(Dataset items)
•••

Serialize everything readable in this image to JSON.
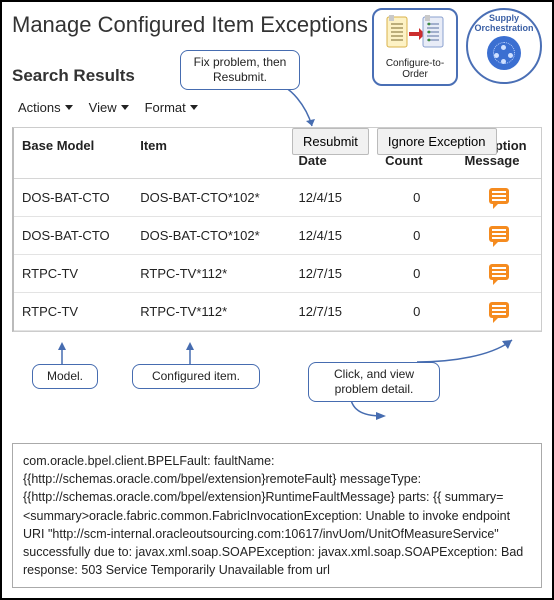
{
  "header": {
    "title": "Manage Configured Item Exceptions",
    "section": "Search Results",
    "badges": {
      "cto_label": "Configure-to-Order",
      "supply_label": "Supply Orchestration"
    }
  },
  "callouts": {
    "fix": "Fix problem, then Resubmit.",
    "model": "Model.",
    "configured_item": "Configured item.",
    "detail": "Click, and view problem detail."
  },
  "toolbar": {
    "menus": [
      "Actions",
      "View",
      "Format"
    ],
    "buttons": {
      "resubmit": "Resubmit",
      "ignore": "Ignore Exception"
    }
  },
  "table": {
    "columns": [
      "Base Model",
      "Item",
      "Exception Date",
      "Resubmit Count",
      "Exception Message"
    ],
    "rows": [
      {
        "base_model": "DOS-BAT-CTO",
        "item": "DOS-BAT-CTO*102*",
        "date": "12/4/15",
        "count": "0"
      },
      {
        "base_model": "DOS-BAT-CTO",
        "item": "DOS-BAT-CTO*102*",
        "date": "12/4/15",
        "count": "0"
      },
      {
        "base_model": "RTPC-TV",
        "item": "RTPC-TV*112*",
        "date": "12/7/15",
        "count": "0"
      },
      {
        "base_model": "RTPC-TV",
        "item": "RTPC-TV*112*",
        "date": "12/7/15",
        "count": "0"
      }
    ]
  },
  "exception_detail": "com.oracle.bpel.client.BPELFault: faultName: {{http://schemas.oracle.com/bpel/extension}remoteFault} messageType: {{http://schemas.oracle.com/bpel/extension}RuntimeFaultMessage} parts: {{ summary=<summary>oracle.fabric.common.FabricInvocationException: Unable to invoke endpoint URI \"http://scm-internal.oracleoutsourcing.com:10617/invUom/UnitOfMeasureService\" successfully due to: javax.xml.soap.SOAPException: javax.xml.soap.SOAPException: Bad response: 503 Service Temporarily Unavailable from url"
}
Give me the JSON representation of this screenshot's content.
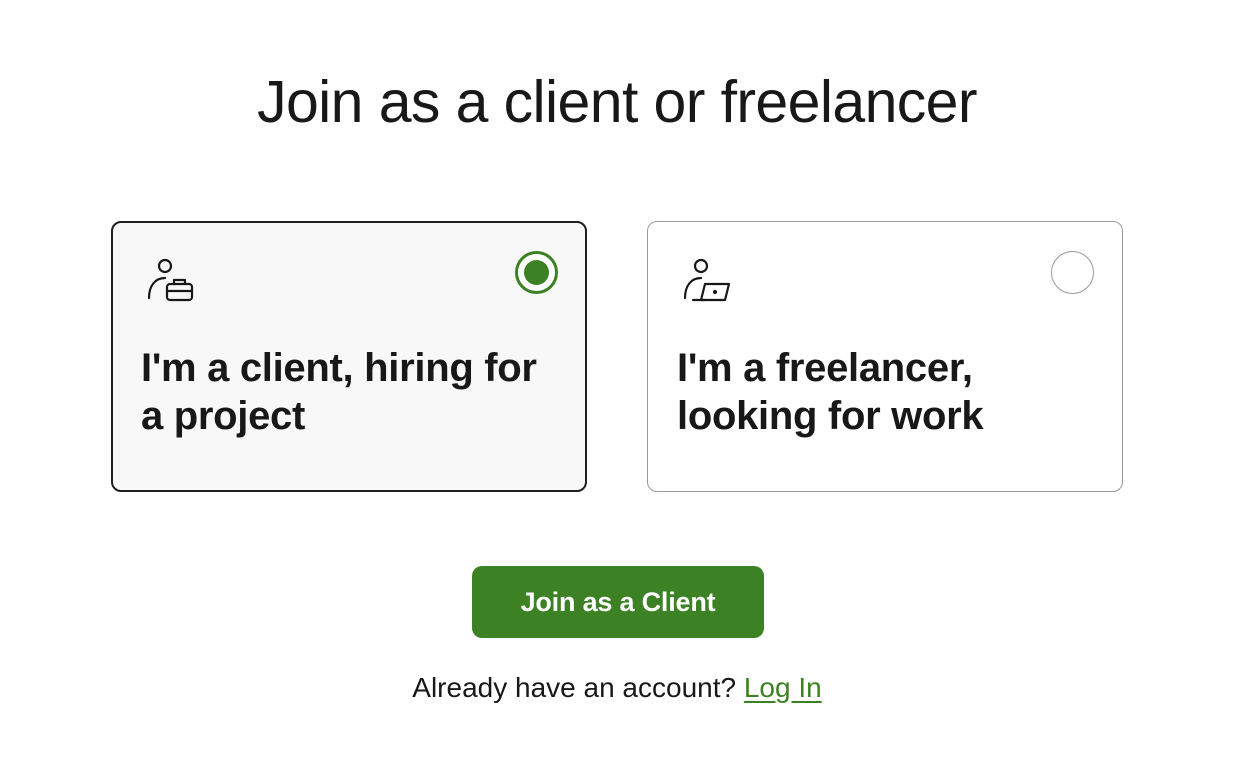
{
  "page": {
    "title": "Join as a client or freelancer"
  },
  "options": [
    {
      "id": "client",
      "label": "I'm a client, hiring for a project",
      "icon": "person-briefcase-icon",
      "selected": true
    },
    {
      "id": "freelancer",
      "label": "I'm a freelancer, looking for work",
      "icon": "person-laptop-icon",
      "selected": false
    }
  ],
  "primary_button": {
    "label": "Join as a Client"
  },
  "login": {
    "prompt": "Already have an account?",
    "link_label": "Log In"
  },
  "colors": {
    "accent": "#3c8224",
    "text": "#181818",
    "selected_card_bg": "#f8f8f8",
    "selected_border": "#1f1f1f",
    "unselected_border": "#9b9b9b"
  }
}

•••

- **What to work on**
Which lines contain the word "icon"? Copy each one.

- **Completed exercise**
      "icon": "person-briefcase-icon",
      "icon": "person-laptop-icon",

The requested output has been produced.